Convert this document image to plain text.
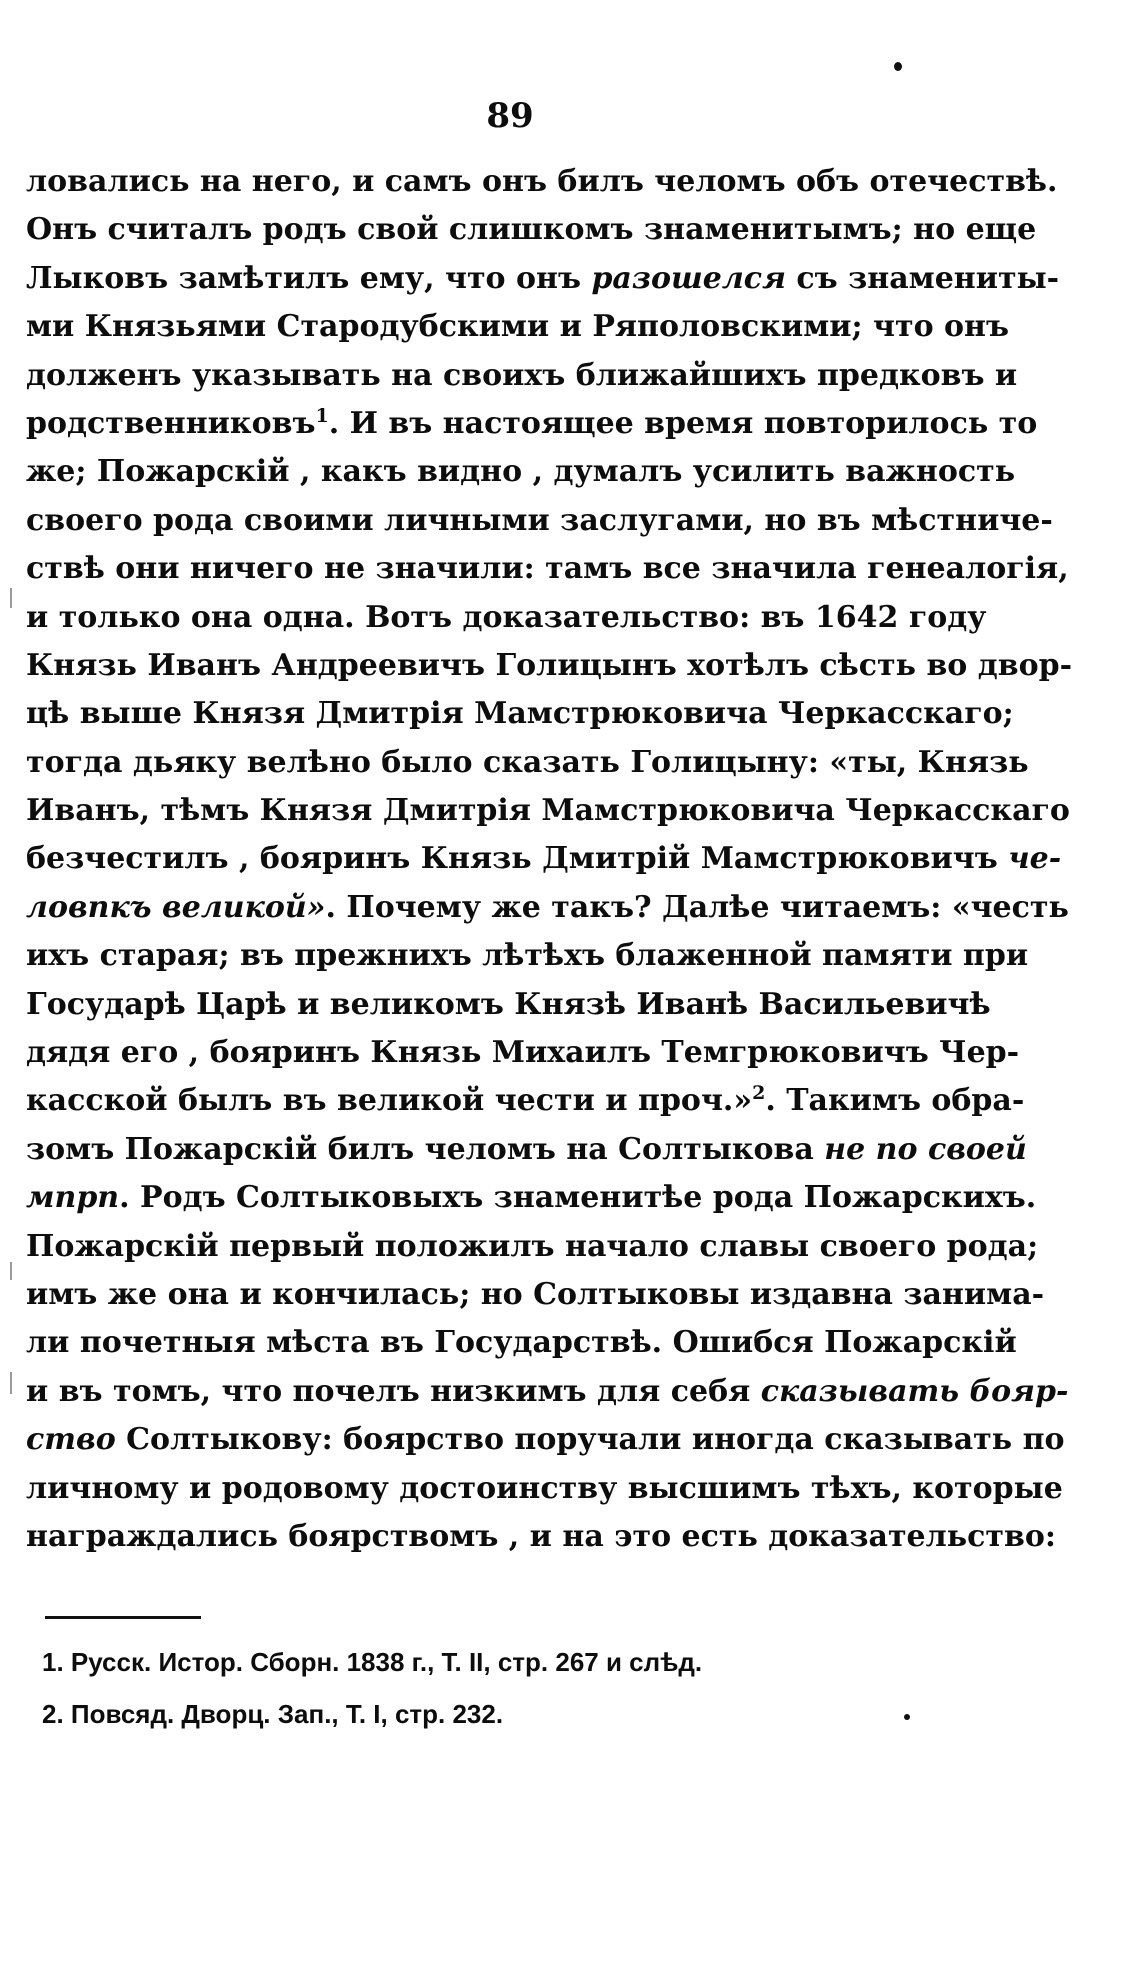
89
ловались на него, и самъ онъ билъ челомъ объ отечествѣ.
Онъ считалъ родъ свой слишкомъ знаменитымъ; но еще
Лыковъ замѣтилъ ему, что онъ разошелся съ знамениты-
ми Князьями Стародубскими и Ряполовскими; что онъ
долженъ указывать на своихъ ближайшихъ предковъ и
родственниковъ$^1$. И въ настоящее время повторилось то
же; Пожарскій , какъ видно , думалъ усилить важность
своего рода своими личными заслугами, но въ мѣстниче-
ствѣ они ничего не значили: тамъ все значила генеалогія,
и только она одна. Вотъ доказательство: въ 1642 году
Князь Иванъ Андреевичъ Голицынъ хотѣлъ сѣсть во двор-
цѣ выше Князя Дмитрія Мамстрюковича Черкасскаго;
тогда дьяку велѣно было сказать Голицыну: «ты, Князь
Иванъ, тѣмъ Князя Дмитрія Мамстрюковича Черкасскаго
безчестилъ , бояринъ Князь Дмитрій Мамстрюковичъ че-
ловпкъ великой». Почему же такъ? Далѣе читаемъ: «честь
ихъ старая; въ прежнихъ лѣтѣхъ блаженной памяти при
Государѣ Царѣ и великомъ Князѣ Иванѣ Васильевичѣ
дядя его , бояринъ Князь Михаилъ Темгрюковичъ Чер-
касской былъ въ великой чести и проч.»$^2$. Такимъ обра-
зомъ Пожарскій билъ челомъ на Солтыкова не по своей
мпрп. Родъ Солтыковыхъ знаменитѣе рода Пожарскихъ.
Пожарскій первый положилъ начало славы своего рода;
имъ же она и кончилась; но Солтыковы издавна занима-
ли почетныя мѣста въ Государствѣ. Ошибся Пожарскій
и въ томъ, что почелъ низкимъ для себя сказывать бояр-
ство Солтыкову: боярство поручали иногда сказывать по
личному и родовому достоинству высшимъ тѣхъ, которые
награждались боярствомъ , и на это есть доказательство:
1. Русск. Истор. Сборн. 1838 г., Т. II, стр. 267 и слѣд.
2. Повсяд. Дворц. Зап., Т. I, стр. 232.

----------------------------------------

- **Prompt**:
Pictures stay out; repeat all the rest of the records exactly.

- **Problem solution**:
Convert this document image to plain text.
89
ловались на него, и самъ онъ билъ челомъ объ отечествѣ.
Онъ считалъ родъ свой слишкомъ знаменитымъ; но еще
Лыковъ замѣтилъ ему, что онъ разошелся съ знамениты-
ми Князьями Стародубскими и Ряполовскими; что онъ
долженъ указывать на своихъ ближайшихъ предковъ и
родственниковъ$^1$. И въ настоящее время повторилось то
же; Пожарскій , какъ видно , думалъ усилить важность
своего рода своими личными заслугами, но въ мѣстниче-
ствѣ они ничего не значили: тамъ все значила генеалогія,
и только она одна. Вотъ доказательство: въ 1642 году
Князь Иванъ Андреевичъ Голицынъ хотѣлъ сѣсть во двор-
цѣ выше Князя Дмитрія Мамстрюковича Черкасскаго;
тогда дьяку велѣно было сказать Голицыну: «ты, Князь
Иванъ, тѣмъ Князя Дмитрія Мамстрюковича Черкасскаго
безчестилъ , бояринъ Князь Дмитрій Мамстрюковичъ че-
ловпкъ великой». Почему же такъ? Далѣе читаемъ: «честь
ихъ старая; въ прежнихъ лѣтѣхъ блаженной памяти при
Государѣ Царѣ и великомъ Князѣ Иванѣ Васильевичѣ
дядя его , бояринъ Князь Михаилъ Темгрюковичъ Чер-
касской былъ въ великой чести и проч.»$^2$. Такимъ обра-
зомъ Пожарскій билъ челомъ на Солтыкова не по своей
мпрп. Родъ Солтыковыхъ знаменитѣе рода Пожарскихъ.
Пожарскій первый положилъ начало славы своего рода;
имъ же она и кончилась; но Солтыковы издавна занима-
ли почетныя мѣста въ Государствѣ. Ошибся Пожарскій
и въ томъ, что почелъ низкимъ для себя сказывать бояр-
ство Солтыкову: боярство поручали иногда сказывать по
личному и родовому достоинству высшимъ тѣхъ, которые
награждались боярствомъ , и на это есть доказательство:
1. Русск. Истор. Сборн. 1838 г., Т. II, стр. 267 и слѣд.
2. Повсяд. Дворц. Зап., Т. I, стр. 232.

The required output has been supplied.